> _SUPPLIED RECORDS_:
########################################
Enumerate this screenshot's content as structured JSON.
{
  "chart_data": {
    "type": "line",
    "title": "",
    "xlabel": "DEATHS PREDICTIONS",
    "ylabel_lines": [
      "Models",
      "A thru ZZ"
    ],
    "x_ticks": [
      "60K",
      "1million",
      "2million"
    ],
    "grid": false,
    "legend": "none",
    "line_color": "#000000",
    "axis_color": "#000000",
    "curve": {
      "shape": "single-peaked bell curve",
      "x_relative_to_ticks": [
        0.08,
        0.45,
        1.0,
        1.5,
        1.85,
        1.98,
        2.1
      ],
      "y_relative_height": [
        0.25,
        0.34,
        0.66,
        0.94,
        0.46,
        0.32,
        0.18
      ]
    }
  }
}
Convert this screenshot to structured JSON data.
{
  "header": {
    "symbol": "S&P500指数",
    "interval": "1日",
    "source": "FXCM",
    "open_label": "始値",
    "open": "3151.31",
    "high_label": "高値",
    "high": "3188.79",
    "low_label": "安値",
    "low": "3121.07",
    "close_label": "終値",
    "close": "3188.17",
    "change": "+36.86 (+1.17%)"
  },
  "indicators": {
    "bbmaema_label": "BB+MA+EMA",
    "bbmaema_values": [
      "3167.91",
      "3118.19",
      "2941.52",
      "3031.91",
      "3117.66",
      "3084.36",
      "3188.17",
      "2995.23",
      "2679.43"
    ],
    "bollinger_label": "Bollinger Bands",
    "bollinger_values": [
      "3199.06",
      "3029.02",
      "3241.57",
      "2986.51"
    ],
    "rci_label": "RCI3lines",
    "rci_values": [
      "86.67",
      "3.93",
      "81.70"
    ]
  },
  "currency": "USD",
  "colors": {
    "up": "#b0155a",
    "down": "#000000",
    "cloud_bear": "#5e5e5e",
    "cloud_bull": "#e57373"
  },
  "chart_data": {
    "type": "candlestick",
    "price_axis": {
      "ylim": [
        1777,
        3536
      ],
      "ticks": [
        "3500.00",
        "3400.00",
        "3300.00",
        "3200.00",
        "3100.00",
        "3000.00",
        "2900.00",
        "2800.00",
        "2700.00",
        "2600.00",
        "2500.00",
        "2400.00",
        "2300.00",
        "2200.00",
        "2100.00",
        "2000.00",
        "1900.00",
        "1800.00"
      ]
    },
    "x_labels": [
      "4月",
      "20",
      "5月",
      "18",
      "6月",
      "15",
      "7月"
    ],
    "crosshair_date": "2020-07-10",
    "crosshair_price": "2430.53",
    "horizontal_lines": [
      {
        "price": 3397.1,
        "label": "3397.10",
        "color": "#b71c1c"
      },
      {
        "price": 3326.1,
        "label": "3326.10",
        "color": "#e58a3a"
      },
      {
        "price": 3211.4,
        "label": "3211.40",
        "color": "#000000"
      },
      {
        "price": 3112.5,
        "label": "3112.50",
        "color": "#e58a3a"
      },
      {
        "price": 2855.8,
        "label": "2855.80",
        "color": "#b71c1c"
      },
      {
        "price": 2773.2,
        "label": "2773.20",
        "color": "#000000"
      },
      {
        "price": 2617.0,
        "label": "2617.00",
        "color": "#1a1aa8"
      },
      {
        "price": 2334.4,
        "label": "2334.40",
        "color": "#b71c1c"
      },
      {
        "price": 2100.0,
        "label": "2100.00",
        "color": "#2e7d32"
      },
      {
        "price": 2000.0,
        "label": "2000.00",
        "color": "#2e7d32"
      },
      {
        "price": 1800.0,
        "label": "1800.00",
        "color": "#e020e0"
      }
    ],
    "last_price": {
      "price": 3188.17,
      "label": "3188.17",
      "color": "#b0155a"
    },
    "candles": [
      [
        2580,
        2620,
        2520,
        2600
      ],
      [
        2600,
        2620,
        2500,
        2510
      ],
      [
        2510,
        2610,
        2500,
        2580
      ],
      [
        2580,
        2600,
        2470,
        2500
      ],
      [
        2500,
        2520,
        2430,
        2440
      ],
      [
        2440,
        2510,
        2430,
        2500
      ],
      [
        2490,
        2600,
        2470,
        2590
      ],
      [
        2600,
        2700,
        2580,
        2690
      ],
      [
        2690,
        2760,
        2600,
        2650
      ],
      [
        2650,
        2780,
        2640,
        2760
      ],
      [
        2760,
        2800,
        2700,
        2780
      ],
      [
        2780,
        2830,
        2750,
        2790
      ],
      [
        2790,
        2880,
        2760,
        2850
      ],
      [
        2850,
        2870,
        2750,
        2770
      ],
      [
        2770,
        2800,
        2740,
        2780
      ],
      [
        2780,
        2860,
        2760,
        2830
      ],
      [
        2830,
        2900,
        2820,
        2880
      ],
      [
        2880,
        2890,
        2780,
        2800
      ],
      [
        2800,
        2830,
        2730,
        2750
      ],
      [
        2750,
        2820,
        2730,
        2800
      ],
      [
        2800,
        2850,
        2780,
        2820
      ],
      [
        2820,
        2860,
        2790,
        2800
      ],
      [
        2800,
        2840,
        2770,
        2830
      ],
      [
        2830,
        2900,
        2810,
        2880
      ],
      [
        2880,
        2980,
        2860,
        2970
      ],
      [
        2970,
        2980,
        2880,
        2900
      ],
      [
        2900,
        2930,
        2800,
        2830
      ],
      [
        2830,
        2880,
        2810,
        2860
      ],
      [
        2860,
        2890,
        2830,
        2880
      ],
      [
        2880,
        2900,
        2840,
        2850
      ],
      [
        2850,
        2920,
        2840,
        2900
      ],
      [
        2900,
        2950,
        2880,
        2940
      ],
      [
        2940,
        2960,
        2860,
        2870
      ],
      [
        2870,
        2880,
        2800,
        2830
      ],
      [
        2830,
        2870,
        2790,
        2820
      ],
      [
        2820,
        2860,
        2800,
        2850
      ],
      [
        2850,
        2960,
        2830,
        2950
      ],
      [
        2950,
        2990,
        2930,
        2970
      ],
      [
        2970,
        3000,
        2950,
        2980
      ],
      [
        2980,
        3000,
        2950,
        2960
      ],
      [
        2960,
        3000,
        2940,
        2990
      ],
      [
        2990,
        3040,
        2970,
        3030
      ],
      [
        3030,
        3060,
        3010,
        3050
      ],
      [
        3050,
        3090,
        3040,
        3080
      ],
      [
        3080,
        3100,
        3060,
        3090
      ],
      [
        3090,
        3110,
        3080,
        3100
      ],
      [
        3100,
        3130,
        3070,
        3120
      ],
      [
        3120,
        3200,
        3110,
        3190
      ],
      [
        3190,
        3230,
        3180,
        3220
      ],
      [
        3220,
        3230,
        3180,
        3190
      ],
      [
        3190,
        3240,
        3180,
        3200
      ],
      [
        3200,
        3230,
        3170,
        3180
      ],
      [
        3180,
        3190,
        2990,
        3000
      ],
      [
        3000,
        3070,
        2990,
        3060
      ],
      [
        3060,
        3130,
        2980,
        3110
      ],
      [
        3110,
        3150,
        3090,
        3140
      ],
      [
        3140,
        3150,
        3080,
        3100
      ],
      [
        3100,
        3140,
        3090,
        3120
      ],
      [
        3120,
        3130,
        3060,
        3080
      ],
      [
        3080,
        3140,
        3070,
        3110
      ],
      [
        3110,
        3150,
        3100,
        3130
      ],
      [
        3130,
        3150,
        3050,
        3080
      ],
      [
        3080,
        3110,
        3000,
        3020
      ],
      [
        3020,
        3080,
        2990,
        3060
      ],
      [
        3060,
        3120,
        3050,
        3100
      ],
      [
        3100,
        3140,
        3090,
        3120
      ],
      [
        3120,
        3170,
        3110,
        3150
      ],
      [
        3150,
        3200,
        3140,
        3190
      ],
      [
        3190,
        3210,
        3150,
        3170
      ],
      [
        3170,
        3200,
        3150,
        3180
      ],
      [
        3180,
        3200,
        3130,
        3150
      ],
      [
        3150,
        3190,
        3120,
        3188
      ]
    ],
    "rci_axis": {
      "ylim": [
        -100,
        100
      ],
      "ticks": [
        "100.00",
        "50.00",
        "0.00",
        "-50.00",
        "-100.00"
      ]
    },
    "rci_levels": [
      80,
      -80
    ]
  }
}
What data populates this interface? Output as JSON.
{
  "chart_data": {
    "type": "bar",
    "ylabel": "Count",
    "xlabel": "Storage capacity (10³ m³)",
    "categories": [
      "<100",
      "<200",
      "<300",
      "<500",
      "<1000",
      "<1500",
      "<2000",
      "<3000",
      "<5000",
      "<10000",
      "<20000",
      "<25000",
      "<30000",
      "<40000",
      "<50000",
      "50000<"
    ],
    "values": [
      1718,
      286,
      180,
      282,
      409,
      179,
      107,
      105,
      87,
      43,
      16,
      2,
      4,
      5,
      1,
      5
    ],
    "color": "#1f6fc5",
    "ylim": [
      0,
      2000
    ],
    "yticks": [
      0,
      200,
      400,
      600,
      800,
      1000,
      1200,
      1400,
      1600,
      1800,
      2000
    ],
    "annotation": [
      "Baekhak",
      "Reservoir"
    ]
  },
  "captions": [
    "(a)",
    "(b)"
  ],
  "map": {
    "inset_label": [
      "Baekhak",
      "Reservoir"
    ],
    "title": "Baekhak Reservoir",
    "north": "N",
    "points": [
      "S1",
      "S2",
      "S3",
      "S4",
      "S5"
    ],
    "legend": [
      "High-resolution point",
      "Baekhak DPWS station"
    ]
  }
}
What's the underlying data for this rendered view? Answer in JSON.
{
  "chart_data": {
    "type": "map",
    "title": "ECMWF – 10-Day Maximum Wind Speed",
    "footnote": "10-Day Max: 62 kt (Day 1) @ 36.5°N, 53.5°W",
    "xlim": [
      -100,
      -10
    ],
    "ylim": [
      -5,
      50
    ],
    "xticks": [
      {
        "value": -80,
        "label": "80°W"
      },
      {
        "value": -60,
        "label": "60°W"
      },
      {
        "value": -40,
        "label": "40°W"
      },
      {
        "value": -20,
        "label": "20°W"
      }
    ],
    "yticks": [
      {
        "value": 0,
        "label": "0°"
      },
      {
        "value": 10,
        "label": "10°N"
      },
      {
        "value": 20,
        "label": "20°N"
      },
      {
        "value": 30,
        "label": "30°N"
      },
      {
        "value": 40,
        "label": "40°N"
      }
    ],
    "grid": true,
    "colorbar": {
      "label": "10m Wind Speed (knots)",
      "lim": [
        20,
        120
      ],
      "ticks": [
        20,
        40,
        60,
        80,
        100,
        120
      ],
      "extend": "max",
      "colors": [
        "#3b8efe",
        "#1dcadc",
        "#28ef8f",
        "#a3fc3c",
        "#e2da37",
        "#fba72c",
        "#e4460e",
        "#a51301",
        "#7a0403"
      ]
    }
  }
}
########################################
> _PROMPT_: Give the count of lines holding the word "What", with no other words.

> _SOLUTION TO THE PROBLEM_: 2